◆ SUPPLIED MATERIAL

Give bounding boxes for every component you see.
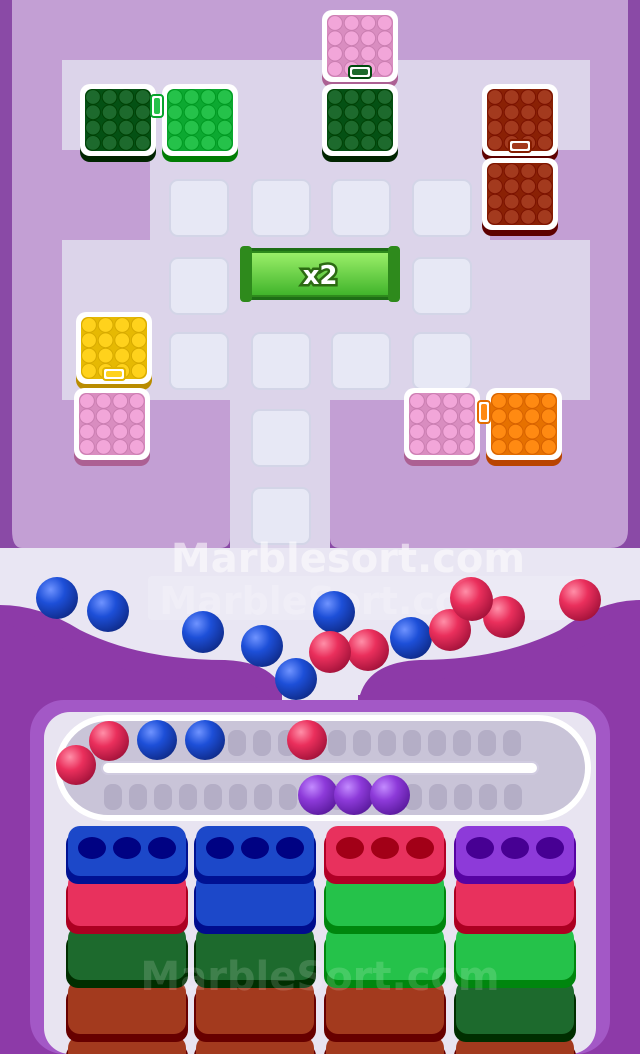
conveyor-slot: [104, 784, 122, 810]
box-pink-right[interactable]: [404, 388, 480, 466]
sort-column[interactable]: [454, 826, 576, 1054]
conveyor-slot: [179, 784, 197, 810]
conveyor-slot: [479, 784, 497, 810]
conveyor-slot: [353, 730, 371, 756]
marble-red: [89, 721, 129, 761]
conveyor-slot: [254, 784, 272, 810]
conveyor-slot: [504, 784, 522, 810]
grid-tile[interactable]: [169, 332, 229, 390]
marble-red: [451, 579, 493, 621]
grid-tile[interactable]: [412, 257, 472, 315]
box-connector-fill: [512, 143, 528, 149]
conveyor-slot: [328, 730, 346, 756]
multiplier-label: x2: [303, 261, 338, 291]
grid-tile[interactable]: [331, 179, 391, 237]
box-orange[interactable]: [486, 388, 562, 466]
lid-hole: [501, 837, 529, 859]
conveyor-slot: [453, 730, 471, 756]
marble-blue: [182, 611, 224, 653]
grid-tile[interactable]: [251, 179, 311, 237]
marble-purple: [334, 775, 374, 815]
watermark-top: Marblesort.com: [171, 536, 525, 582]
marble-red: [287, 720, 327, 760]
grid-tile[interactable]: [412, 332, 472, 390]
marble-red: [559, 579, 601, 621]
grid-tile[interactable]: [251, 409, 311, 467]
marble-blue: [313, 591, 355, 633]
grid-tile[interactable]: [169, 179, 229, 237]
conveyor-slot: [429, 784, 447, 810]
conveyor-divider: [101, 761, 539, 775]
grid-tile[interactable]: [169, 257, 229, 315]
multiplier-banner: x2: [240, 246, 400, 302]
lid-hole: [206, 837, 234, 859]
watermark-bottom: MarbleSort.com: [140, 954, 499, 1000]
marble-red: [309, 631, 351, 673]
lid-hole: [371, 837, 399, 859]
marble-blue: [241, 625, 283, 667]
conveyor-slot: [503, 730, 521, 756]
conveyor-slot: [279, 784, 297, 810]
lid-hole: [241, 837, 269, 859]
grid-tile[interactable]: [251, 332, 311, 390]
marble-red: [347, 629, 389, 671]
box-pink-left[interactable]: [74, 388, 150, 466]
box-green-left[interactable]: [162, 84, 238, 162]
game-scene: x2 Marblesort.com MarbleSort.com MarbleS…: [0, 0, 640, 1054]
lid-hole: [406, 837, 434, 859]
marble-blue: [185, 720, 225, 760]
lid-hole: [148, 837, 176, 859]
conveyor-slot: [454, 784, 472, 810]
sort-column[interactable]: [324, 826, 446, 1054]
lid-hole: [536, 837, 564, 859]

◆ BRIEF
Put the rows into a numbered list, starting with the line that contains "conveyor-slot: [104, 784, 122, 810]" and going on through the line that contains "marble-red: [451, 579, 493, 621]". Include both of those lines and leave out any blank lines.

◆ OUTPUT
1. conveyor-slot: [104, 784, 122, 810]
2. box-pink-right[interactable]: [404, 388, 480, 466]
3. sort-column[interactable]: [454, 826, 576, 1054]
4. conveyor-slot: [179, 784, 197, 810]
5. conveyor-slot: [479, 784, 497, 810]
6. conveyor-slot: [353, 730, 371, 756]
7. marble-red: [89, 721, 129, 761]
8. conveyor-slot: [254, 784, 272, 810]
9. conveyor-slot: [504, 784, 522, 810]
10. grid-tile[interactable]: [169, 332, 229, 390]
11. marble-red: [451, 579, 493, 621]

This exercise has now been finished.